**Exercise prompt**
Produce the listing below again, exactly as shown.

Stored records
** begin **
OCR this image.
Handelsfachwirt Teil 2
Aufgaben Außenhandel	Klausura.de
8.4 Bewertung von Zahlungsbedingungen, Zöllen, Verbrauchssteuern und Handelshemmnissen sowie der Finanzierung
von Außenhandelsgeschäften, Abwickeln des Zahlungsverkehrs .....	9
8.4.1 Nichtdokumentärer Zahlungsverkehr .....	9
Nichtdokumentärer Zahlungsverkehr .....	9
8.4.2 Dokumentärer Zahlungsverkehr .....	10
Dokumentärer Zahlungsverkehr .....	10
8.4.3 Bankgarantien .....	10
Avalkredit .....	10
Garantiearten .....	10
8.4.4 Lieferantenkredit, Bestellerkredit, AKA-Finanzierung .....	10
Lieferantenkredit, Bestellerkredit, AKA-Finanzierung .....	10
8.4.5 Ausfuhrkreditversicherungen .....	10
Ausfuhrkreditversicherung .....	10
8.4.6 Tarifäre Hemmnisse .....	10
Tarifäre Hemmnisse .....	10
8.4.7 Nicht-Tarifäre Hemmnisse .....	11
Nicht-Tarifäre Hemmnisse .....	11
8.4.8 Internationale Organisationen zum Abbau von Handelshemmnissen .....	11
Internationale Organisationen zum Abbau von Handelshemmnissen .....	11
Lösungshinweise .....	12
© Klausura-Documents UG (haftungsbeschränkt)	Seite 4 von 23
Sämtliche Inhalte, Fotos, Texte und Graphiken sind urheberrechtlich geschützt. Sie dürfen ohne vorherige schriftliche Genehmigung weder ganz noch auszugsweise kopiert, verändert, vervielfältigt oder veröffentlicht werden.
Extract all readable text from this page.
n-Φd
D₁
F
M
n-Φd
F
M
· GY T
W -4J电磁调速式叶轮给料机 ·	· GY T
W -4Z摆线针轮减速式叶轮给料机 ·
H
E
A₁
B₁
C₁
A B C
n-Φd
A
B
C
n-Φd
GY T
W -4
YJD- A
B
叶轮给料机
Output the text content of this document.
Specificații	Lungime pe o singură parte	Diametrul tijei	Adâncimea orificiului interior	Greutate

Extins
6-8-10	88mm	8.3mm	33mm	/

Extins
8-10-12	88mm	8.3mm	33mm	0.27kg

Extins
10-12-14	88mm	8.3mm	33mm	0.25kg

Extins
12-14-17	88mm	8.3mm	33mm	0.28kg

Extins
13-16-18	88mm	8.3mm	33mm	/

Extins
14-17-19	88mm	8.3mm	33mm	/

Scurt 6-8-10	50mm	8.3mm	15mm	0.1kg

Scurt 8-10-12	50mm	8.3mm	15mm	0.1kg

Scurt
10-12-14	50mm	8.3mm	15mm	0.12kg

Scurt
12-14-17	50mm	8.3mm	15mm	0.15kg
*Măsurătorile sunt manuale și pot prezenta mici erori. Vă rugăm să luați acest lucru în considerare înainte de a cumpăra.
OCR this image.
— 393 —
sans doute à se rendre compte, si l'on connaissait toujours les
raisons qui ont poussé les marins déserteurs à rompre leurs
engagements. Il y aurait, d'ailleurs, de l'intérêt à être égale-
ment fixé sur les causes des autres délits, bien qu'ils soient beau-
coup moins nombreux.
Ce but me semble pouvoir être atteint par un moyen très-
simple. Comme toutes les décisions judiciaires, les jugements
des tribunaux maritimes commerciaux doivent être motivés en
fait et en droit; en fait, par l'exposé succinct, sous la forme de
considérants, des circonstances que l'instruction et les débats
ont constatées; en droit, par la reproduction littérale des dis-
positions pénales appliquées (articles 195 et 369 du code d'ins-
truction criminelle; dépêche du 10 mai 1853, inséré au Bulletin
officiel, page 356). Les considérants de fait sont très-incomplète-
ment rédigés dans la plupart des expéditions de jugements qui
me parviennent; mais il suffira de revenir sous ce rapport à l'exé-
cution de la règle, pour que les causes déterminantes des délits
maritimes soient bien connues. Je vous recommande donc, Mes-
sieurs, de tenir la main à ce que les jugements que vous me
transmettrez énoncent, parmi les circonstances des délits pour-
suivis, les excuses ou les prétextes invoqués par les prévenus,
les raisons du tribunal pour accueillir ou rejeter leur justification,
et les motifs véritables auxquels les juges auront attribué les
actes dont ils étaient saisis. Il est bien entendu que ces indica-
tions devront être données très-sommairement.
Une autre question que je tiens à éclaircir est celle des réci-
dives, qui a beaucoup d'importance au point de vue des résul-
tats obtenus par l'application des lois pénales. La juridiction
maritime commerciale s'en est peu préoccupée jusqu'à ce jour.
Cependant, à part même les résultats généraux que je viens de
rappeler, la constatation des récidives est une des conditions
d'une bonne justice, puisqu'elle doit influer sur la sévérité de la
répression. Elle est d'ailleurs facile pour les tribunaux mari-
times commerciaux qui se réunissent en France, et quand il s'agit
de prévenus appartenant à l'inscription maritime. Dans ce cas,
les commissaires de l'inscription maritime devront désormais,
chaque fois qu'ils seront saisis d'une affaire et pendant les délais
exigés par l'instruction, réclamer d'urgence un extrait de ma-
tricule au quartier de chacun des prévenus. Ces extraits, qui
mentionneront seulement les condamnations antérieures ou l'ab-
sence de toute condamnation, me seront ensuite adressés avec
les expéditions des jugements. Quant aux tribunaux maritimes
** end **
**The solution**
OCR this image.
Handelsfachwirt Teil 2
Aufgaben Außenhandel	Klausura.de
8.4 Bewertung von Zahlungsbedingungen, Zöllen, Verbrauchssteuern und Handelshemmnissen sowie der Finanzierung
von Außenhandelsgeschäften, Abwickeln des Zahlungsverkehrs .....	9
8.4.1 Nichtdokumentärer Zahlungsverkehr .....	9
Nichtdokumentärer Zahlungsverkehr .....	9
8.4.2 Dokumentärer Zahlungsverkehr .....	10
Dokumentärer Zahlungsverkehr .....	10
8.4.3 Bankgarantien .....	10
Avalkredit .....	10
Garantiearten .....	10
8.4.4 Lieferantenkredit, Bestellerkredit, AKA-Finanzierung .....	10
Lieferantenkredit, Bestellerkredit, AKA-Finanzierung .....	10
8.4.5 Ausfuhrkreditversicherungen .....	10
Ausfuhrkreditversicherung .....	10
8.4.6 Tarifäre Hemmnisse .....	10
Tarifäre Hemmnisse .....	10
8.4.7 Nicht-Tarifäre Hemmnisse .....	11
Nicht-Tarifäre Hemmnisse .....	11
8.4.8 Internationale Organisationen zum Abbau von Handelshemmnissen .....	11
Internationale Organisationen zum Abbau von Handelshemmnissen .....	11
Lösungshinweise .....	12
© Klausura-Documents UG (haftungsbeschränkt)	Seite 4 von 23
Sämtliche Inhalte, Fotos, Texte und Graphiken sind urheberrechtlich geschützt. Sie dürfen ohne vorherige schriftliche Genehmigung weder ganz noch auszugsweise kopiert, verändert, vervielfältigt oder veröffentlicht werden.
Extract all readable text from this page.
n-Φd
D₁
F
M
n-Φd
F
M
· GY T
W -4J电磁调速式叶轮给料机 ·	· GY T
W -4Z摆线针轮减速式叶轮给料机 ·
H
E
A₁
B₁
C₁
A B C
n-Φd
A
B
C
n-Φd
GY T
W -4
YJD- A
B
叶轮给料机
Output the text content of this document.
Specificații	Lungime pe o singură parte	Diametrul tijei	Adâncimea orificiului interior	Greutate

Extins
6-8-10	88mm	8.3mm	33mm	/

Extins
8-10-12	88mm	8.3mm	33mm	0.27kg

Extins
10-12-14	88mm	8.3mm	33mm	0.25kg

Extins
12-14-17	88mm	8.3mm	33mm	0.28kg

Extins
13-16-18	88mm	8.3mm	33mm	/

Extins
14-17-19	88mm	8.3mm	33mm	/

Scurt 6-8-10	50mm	8.3mm	15mm	0.1kg

Scurt 8-10-12	50mm	8.3mm	15mm	0.1kg

Scurt
10-12-14	50mm	8.3mm	15mm	0.12kg

Scurt
12-14-17	50mm	8.3mm	15mm	0.15kg
*Măsurătorile sunt manuale și pot prezenta mici erori. Vă rugăm să luați acest lucru în considerare înainte de a cumpăra.
OCR this image.
— 393 —
sans doute à se rendre compte, si l'on connaissait toujours les
raisons qui ont poussé les marins déserteurs à rompre leurs
engagements. Il y aurait, d'ailleurs, de l'intérêt à être égale-
ment fixé sur les causes des autres délits, bien qu'ils soient beau-
coup moins nombreux.
Ce but me semble pouvoir être atteint par un moyen très-
simple. Comme toutes les décisions judiciaires, les jugements
des tribunaux maritimes commerciaux doivent être motivés en
fait et en droit; en fait, par l'exposé succinct, sous la forme de
considérants, des circonstances que l'instruction et les débats
ont constatées; en droit, par la reproduction littérale des dis-
positions pénales appliquées (articles 195 et 369 du code d'ins-
truction criminelle; dépêche du 10 mai 1853, inséré au Bulletin
officiel, page 356). Les considérants de fait sont très-incomplète-
ment rédigés dans la plupart des expéditions de jugements qui
me parviennent; mais il suffira de revenir sous ce rapport à l'exé-
cution de la règle, pour que les causes déterminantes des délits
maritimes soient bien connues. Je vous recommande donc, Mes-
sieurs, de tenir la main à ce que les jugements que vous me
transmettrez énoncent, parmi les circonstances des délits pour-
suivis, les excuses ou les prétextes invoqués par les prévenus,
les raisons du tribunal pour accueillir ou rejeter leur justification,
et les motifs véritables auxquels les juges auront attribué les
actes dont ils étaient saisis. Il est bien entendu que ces indica-
tions devront être données très-sommairement.
Une autre question que je tiens à éclaircir est celle des réci-
dives, qui a beaucoup d'importance au point de vue des résul-
tats obtenus par l'application des lois pénales. La juridiction
maritime commerciale s'en est peu préoccupée jusqu'à ce jour.
Cependant, à part même les résultats généraux que je viens de
rappeler, la constatation des récidives est une des conditions
d'une bonne justice, puisqu'elle doit influer sur la sévérité de la
répression. Elle est d'ailleurs facile pour les tribunaux mari-
times commerciaux qui se réunissent en France, et quand il s'agit
de prévenus appartenant à l'inscription maritime. Dans ce cas,
les commissaires de l'inscription maritime devront désormais,
chaque fois qu'ils seront saisis d'une affaire et pendant les délais
exigés par l'instruction, réclamer d'urgence un extrait de ma-
tricule au quartier de chacun des prévenus. Ces extraits, qui
mentionneront seulement les condamnations antérieures ou l'ab-
sence de toute condamnation, me seront ensuite adressés avec
les expéditions des jugements. Quant aux tribunaux maritimes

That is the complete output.